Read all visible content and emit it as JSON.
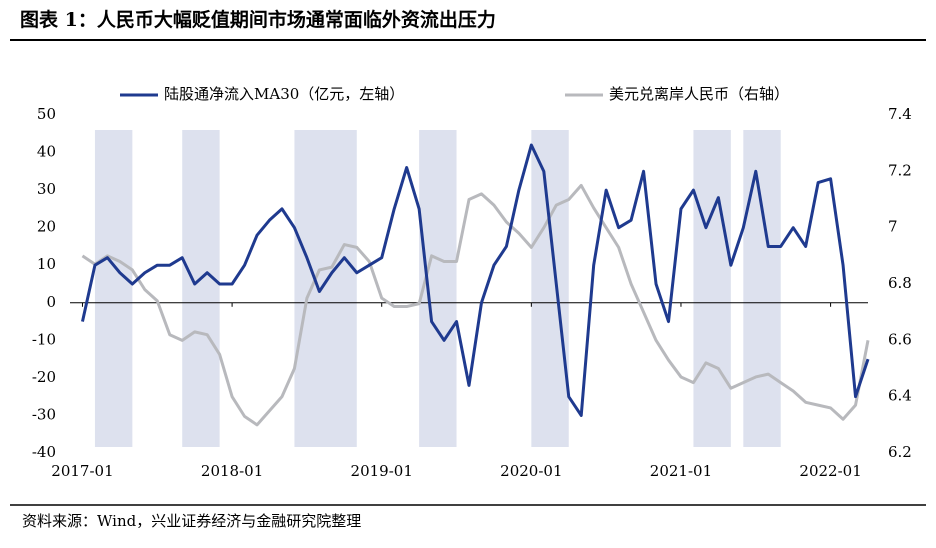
{
  "chart_data": {
    "type": "line",
    "title": "图表 1：人民币大幅贬值期间市场通常面临外资流出压力",
    "source": "资料来源：Wind，兴业证券经济与金融研究院整理",
    "x": [
      "2017-01",
      "2017-02",
      "2017-03",
      "2017-04",
      "2017-05",
      "2017-06",
      "2017-07",
      "2017-08",
      "2017-09",
      "2017-10",
      "2017-11",
      "2017-12",
      "2018-01",
      "2018-02",
      "2018-03",
      "2018-04",
      "2018-05",
      "2018-06",
      "2018-07",
      "2018-08",
      "2018-09",
      "2018-10",
      "2018-11",
      "2018-12",
      "2019-01",
      "2019-02",
      "2019-03",
      "2019-04",
      "2019-05",
      "2019-06",
      "2019-07",
      "2019-08",
      "2019-09",
      "2019-10",
      "2019-11",
      "2019-12",
      "2020-01",
      "2020-02",
      "2020-03",
      "2020-04",
      "2020-05",
      "2020-06",
      "2020-07",
      "2020-08",
      "2020-09",
      "2020-10",
      "2020-11",
      "2020-12",
      "2021-01",
      "2021-02",
      "2021-03",
      "2021-04",
      "2021-05",
      "2021-06",
      "2021-07",
      "2021-08",
      "2021-09",
      "2021-10",
      "2021-11",
      "2021-12",
      "2022-01",
      "2022-02",
      "2022-03",
      "2022-04"
    ],
    "series": [
      {
        "name": "陆股通净流入MA30（亿元，左轴）",
        "color": "#1f3a8f",
        "values": [
          -5,
          10,
          12,
          8,
          5,
          8,
          10,
          10,
          12,
          5,
          8,
          5,
          5,
          10,
          18,
          22,
          25,
          20,
          12,
          3,
          8,
          12,
          8,
          10,
          12,
          25,
          36,
          25,
          -5,
          -10,
          -5,
          -22,
          0,
          10,
          15,
          30,
          42,
          35,
          5,
          -25,
          -30,
          10,
          30,
          20,
          22,
          35,
          5,
          -5,
          25,
          30,
          20,
          28,
          10,
          20,
          35,
          15,
          15,
          20,
          15,
          32,
          33,
          10,
          -25,
          -15
        ]
      },
      {
        "name": "美元兑离岸人民币（右轴）",
        "color": "#b8b9bd",
        "axis": "y2",
        "values": [
          6.9,
          6.87,
          6.9,
          6.88,
          6.85,
          6.78,
          6.74,
          6.62,
          6.6,
          6.63,
          6.62,
          6.55,
          6.4,
          6.33,
          6.3,
          6.35,
          6.4,
          6.5,
          6.75,
          6.85,
          6.86,
          6.94,
          6.93,
          6.88,
          6.75,
          6.72,
          6.72,
          6.73,
          6.9,
          6.88,
          6.88,
          7.1,
          7.12,
          7.08,
          7.02,
          6.98,
          6.93,
          7.0,
          7.08,
          7.1,
          7.15,
          7.07,
          7.0,
          6.93,
          6.8,
          6.7,
          6.6,
          6.53,
          6.47,
          6.45,
          6.52,
          6.5,
          6.43,
          6.45,
          6.47,
          6.48,
          6.45,
          6.42,
          6.38,
          6.37,
          6.36,
          6.32,
          6.37,
          6.6
        ]
      }
    ],
    "xlim": [
      "2016-12",
      "2022-04"
    ],
    "xticks": [
      "2017-01",
      "2018-01",
      "2019-01",
      "2020-01",
      "2021-01",
      "2022-01"
    ],
    "ylim": [
      -40,
      50
    ],
    "yticks": [
      50,
      40,
      30,
      20,
      10,
      0,
      -10,
      -20,
      -30,
      -40
    ],
    "y2lim": [
      6.2,
      7.4
    ],
    "y2ticks": [
      7.4,
      7.2,
      7,
      6.8,
      6.6,
      6.4,
      6.2
    ],
    "shaded": [
      [
        "2017-02",
        "2017-04"
      ],
      [
        "2017-09",
        "2017-11"
      ],
      [
        "2018-06",
        "2018-10"
      ],
      [
        "2019-04",
        "2019-06"
      ],
      [
        "2020-01",
        "2020-03"
      ],
      [
        "2021-02",
        "2021-04"
      ],
      [
        "2021-06",
        "2021-08"
      ]
    ],
    "shade_color": "#dde1ee"
  }
}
+ + +
▶ [SET TASK]: Select every line of the material above holding the word "name" and copy it.

▶ [ANSWER TO THE TASK]:
        "name": "陆股通净流入MA30（亿元，左轴）",
        "name": "美元兑离岸人民币（右轴）",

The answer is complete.